▸ YOUR GOAL
Repeat the records below exactly, leaving out every picture.

□ □ □

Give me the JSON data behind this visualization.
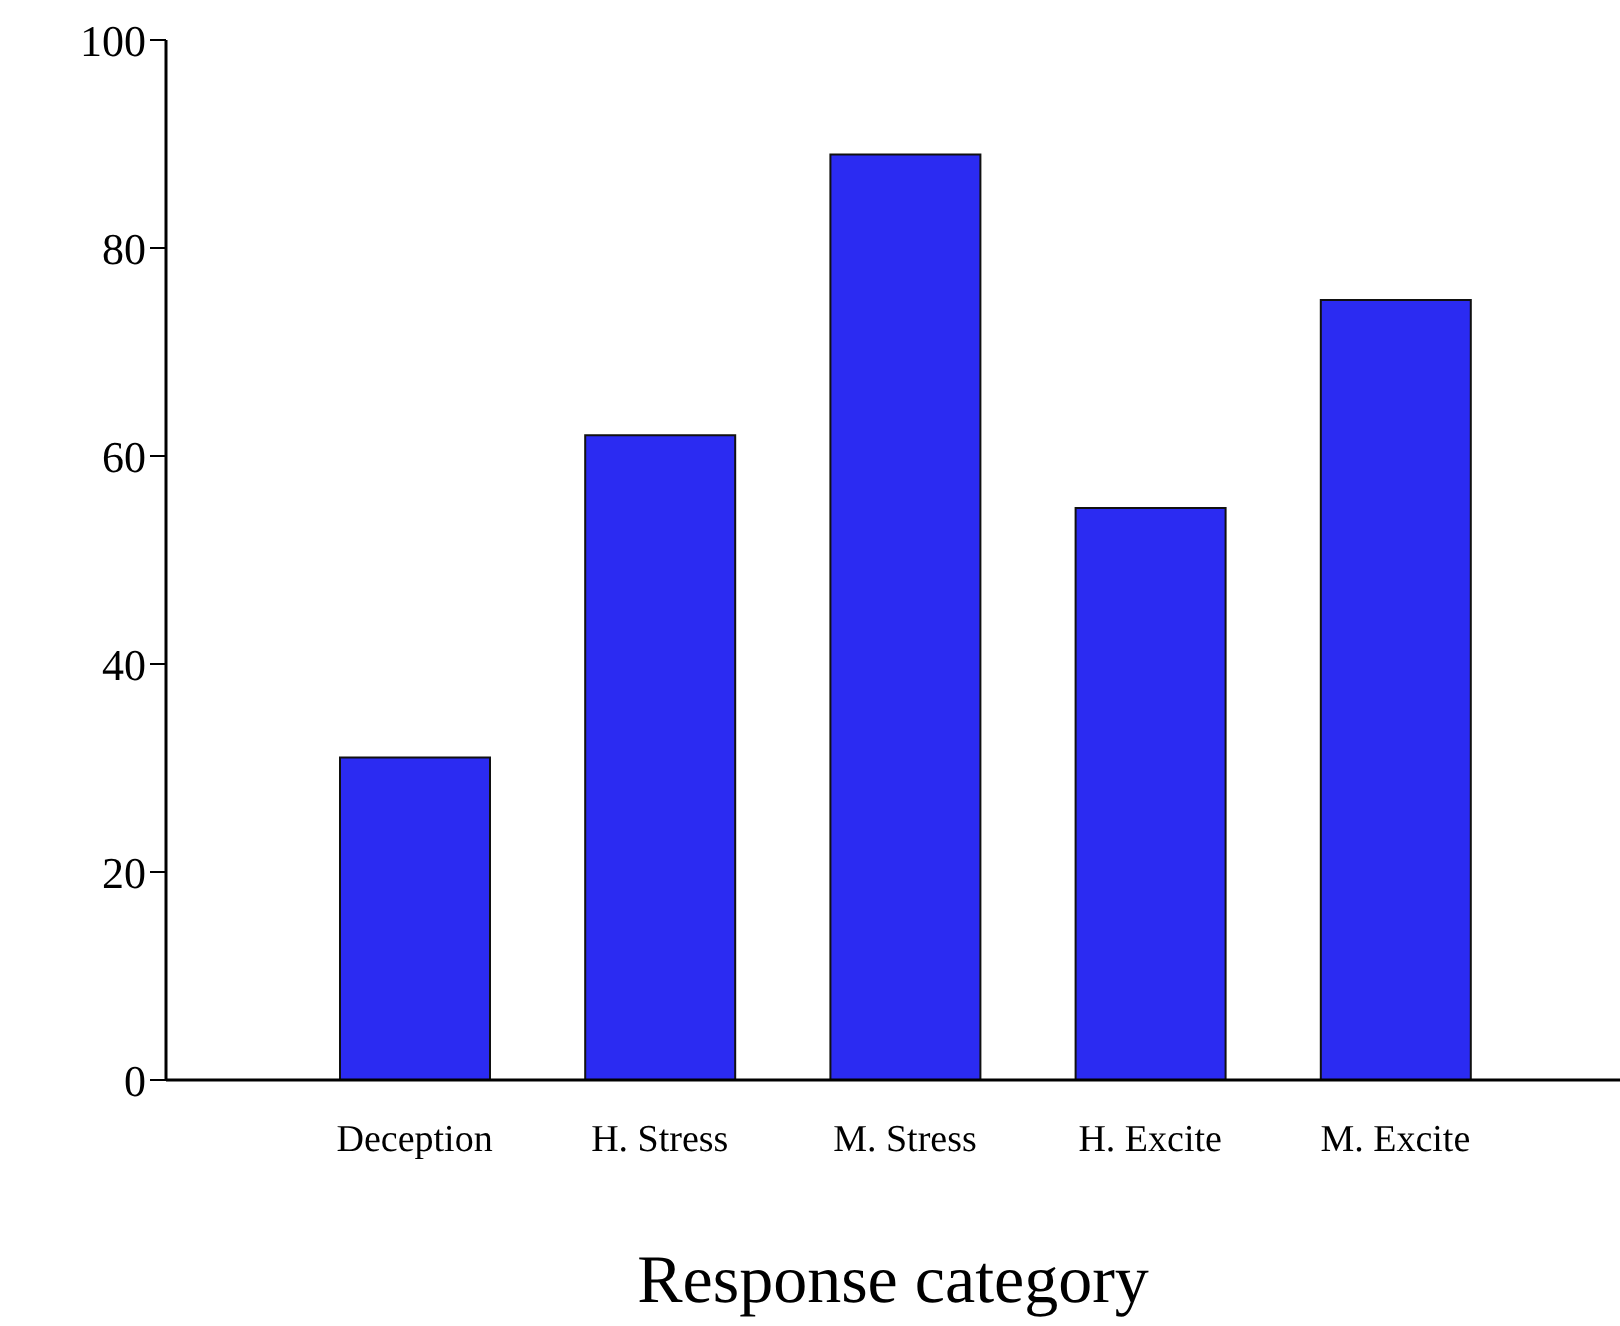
{
  "chart_data": {
    "type": "bar",
    "xlabel": "Response category",
    "categories": [
      "Deception",
      "H. Stress",
      "M. Stress",
      "H. Excite",
      "M. Excite"
    ],
    "values": [
      31,
      62,
      89,
      55,
      75
    ],
    "color": "#2b2bf2",
    "ylim": [
      0,
      100
    ],
    "yticks": [
      0,
      20,
      40,
      60,
      80,
      100
    ],
    "grid": false,
    "legend": false
  }
}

□ □ □

▸ COMPLETE OUTPUT
Give me the JSON data behind this visualization.
{
  "chart_data": {
    "type": "bar",
    "xlabel": "Response category",
    "categories": [
      "Deception",
      "H. Stress",
      "M. Stress",
      "H. Excite",
      "M. Excite"
    ],
    "values": [
      31,
      62,
      89,
      55,
      75
    ],
    "color": "#2b2bf2",
    "ylim": [
      0,
      100
    ],
    "yticks": [
      0,
      20,
      40,
      60,
      80,
      100
    ],
    "grid": false,
    "legend": false
  }
}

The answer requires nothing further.